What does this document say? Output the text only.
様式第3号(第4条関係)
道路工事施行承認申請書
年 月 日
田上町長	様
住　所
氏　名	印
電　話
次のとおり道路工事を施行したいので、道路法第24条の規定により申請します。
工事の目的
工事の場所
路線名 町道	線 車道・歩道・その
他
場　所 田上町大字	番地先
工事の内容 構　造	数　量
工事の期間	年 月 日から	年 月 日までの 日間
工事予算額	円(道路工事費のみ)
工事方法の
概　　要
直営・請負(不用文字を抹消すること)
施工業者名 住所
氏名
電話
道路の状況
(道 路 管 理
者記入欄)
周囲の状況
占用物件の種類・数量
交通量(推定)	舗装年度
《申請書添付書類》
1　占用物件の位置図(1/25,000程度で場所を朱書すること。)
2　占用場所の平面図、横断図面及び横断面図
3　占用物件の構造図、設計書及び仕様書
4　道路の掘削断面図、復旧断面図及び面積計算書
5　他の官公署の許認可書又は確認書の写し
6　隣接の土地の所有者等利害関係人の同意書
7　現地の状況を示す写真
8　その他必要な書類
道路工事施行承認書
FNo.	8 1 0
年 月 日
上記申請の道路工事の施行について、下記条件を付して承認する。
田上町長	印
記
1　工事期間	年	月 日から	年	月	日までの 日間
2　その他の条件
- - - - -
#### Exercise prompt:
Look through the material above and pick out each line holding the word "日までの".

#### Completed task:
工事の期間	年 月 日から	年 月 日までの 日間
1　工事期間	年	月 日から	年	月	日までの 日間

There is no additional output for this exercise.